TO DO: Scan the data that follows and count the lines with the string "movement"; answer with the count alone.
--- begin ---
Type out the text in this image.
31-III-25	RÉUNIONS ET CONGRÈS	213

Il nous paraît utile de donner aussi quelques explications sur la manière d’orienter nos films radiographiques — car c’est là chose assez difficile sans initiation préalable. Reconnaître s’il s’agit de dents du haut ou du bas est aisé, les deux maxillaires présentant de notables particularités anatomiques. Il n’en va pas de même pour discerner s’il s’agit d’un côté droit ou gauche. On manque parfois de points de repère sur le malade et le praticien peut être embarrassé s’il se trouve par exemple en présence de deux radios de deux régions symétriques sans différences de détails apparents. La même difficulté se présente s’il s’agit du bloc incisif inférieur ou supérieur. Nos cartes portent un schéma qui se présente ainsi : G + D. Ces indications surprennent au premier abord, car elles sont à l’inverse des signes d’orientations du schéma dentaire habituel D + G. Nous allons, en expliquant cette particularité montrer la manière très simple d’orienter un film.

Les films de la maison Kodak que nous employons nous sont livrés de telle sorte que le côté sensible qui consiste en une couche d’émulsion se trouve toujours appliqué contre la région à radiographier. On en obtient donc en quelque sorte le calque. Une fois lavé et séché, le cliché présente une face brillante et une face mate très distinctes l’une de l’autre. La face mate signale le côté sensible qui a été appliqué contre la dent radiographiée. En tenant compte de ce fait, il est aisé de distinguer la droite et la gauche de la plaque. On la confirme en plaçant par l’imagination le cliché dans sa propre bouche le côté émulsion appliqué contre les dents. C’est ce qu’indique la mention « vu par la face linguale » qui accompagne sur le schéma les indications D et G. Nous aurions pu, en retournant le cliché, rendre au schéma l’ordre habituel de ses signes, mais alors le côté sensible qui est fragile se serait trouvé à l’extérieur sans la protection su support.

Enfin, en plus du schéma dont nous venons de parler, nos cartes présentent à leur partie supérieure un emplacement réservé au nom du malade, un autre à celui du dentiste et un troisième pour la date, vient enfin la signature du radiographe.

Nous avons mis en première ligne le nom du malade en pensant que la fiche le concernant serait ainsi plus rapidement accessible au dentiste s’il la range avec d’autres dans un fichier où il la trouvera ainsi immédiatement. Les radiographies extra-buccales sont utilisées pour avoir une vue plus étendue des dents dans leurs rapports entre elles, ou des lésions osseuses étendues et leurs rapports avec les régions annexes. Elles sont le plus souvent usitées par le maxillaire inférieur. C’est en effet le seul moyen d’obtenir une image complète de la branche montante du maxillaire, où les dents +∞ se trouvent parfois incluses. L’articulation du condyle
--- end ---
--- begin ---
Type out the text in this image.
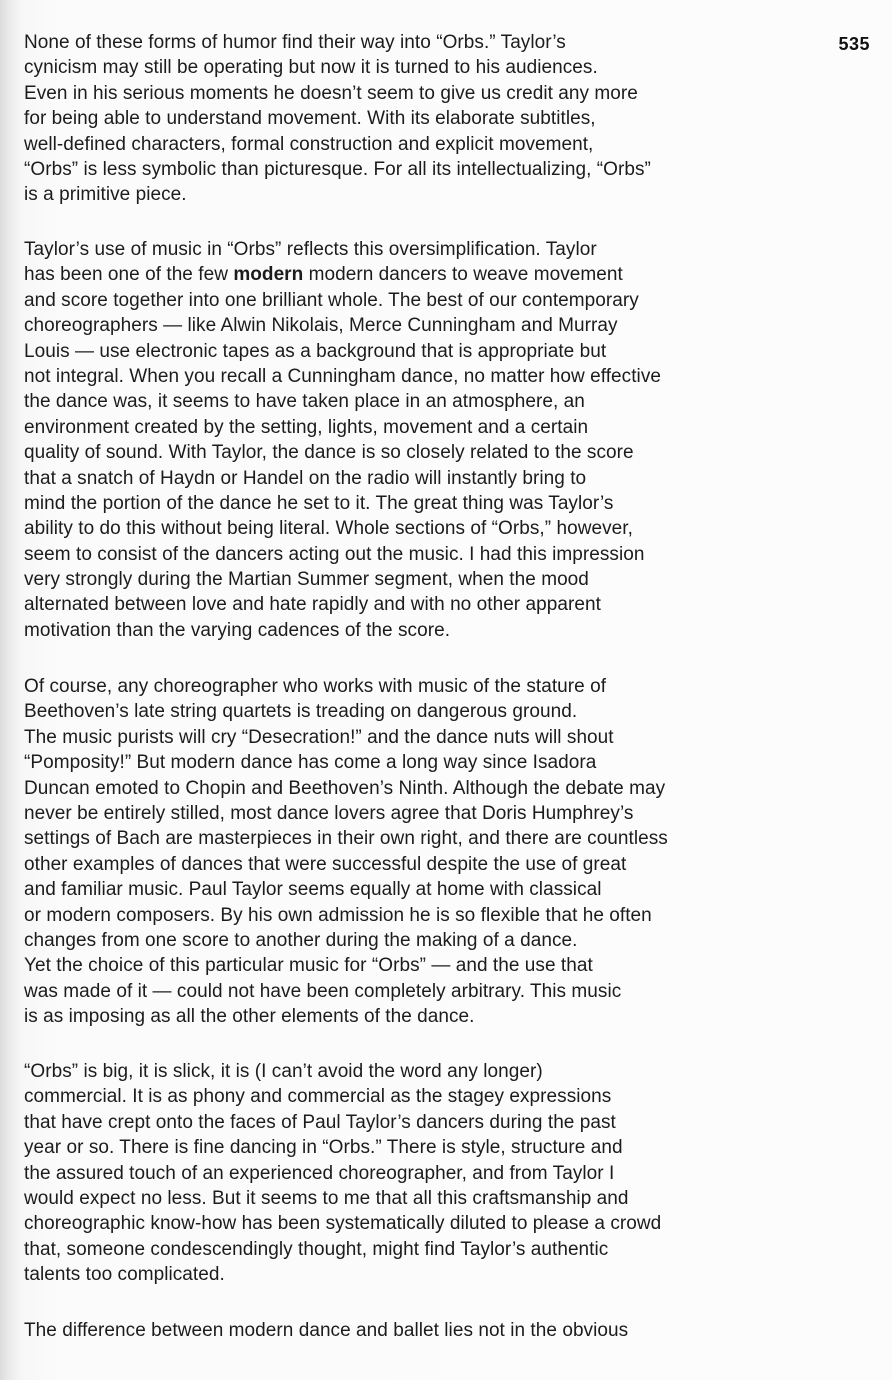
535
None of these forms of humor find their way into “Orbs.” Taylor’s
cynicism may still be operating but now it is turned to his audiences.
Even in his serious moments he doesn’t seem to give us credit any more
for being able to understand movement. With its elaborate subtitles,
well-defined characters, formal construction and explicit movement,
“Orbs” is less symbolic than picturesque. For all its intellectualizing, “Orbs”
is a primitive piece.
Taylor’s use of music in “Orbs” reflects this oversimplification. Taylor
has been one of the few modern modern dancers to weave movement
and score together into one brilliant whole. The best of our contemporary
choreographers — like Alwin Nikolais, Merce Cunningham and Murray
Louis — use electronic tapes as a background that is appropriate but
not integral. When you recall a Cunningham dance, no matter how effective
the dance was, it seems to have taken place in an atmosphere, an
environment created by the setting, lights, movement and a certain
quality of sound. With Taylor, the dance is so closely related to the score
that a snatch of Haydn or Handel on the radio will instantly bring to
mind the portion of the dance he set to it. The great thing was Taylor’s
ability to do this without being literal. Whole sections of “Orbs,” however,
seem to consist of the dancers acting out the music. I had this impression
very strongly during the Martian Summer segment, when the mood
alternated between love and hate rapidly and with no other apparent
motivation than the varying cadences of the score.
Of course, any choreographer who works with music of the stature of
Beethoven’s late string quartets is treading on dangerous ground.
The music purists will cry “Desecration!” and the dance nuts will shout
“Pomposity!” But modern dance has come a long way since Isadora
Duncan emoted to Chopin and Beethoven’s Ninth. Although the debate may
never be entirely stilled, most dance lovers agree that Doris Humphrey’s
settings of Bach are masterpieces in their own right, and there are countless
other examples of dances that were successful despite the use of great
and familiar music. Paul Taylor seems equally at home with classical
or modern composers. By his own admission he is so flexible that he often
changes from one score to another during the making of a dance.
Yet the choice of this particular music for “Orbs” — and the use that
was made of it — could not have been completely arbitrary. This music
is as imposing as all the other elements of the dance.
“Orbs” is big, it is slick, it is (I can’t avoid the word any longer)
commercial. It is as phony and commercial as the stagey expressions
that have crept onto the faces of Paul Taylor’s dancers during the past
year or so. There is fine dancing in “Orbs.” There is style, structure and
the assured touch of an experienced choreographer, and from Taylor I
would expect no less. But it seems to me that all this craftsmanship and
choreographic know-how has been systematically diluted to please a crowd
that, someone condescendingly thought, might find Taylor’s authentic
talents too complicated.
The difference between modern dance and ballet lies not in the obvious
--- end ---
RESPONSE TO THIS EXERCISE: 4